Filter this data down to the lines that hold "redacción", and copy them.

Entries taken from a collection:

==========

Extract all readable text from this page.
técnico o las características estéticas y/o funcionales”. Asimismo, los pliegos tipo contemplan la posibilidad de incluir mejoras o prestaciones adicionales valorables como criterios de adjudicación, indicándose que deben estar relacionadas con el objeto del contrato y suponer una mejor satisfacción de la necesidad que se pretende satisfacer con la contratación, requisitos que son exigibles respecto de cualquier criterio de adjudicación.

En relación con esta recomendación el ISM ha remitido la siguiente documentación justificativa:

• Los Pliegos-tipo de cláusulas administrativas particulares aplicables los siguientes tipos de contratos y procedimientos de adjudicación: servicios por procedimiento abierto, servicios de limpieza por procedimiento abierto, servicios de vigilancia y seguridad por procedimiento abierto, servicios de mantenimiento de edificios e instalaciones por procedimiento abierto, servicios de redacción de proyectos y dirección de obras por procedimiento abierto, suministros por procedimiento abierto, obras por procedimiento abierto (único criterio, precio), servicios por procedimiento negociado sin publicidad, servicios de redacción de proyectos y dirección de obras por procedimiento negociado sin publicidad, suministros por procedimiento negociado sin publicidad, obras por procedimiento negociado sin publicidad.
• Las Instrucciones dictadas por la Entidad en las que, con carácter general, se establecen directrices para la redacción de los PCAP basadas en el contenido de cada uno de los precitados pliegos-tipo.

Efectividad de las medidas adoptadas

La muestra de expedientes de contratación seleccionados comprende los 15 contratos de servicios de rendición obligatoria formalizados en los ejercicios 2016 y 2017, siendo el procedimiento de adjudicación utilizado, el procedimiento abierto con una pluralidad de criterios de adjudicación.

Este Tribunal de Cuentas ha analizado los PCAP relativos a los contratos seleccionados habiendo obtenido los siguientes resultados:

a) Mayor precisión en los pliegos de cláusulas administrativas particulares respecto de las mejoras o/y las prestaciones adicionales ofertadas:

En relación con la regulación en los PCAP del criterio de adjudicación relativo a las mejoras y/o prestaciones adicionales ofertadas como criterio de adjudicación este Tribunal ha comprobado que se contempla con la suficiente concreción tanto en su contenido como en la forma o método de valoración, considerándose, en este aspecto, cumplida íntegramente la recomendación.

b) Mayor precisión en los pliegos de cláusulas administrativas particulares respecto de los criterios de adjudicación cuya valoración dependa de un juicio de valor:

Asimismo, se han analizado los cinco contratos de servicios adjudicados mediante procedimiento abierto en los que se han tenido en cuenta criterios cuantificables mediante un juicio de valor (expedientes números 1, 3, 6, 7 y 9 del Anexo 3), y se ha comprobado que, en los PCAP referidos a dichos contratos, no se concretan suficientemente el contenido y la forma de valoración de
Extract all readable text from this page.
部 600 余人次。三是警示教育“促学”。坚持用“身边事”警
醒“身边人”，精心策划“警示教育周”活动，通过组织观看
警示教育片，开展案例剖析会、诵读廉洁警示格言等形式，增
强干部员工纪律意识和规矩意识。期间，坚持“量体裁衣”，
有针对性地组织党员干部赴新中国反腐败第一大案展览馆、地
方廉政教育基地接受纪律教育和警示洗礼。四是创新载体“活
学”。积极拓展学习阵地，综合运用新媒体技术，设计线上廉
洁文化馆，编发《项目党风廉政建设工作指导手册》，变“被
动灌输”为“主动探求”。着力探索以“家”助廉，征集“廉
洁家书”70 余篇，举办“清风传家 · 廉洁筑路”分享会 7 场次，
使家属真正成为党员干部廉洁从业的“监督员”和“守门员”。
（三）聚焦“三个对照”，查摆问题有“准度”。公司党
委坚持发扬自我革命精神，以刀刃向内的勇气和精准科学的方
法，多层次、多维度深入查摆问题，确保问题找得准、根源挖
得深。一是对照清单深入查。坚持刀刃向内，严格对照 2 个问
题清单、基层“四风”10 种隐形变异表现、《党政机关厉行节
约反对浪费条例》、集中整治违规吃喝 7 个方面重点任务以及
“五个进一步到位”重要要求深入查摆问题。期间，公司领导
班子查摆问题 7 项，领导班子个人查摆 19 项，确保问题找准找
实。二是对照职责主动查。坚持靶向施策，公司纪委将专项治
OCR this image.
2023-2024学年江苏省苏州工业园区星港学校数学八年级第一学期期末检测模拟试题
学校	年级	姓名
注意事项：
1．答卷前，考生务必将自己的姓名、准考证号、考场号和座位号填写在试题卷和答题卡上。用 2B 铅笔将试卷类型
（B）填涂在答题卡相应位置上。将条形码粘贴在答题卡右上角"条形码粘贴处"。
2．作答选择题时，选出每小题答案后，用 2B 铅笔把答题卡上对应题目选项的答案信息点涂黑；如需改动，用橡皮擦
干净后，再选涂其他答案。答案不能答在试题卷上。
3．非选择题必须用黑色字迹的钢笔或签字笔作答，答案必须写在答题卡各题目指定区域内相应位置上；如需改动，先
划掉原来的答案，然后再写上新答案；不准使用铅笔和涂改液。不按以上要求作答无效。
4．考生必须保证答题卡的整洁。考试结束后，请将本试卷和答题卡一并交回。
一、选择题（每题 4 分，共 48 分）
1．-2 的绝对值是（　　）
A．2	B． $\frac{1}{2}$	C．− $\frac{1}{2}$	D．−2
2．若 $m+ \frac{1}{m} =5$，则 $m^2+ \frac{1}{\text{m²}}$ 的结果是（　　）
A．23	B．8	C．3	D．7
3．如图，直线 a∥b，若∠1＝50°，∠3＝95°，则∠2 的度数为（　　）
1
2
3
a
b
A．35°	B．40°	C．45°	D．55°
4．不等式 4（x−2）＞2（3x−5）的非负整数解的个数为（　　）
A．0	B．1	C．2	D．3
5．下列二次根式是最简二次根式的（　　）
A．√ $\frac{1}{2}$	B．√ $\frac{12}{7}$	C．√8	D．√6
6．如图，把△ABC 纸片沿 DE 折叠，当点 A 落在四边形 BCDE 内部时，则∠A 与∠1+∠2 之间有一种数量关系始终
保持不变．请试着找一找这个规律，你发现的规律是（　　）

==========

The reply:
• Los Pliegos-tipo de cláusulas administrativas particulares aplicables los siguientes tipos de contratos y procedimientos de adjudicación: servicios por procedimiento abierto, servicios de limpieza por procedimiento abierto, servicios de vigilancia y seguridad por procedimiento abierto, servicios de mantenimiento de edificios e instalaciones por procedimiento abierto, servicios de redacción de proyectos y dirección de obras por procedimiento abierto, suministros por procedimiento abierto, obras por procedimiento abierto (único criterio, precio), servicios por procedimiento negociado sin publicidad, servicios de redacción de proyectos y dirección de obras por procedimiento negociado sin publicidad, suministros por procedimiento negociado sin publicidad, obras por procedimiento negociado sin publicidad.
• Las Instrucciones dictadas por la Entidad en las que, con carácter general, se establecen directrices para la redacción de los PCAP basadas en el contenido de cada uno de los precitados pliegos-tipo.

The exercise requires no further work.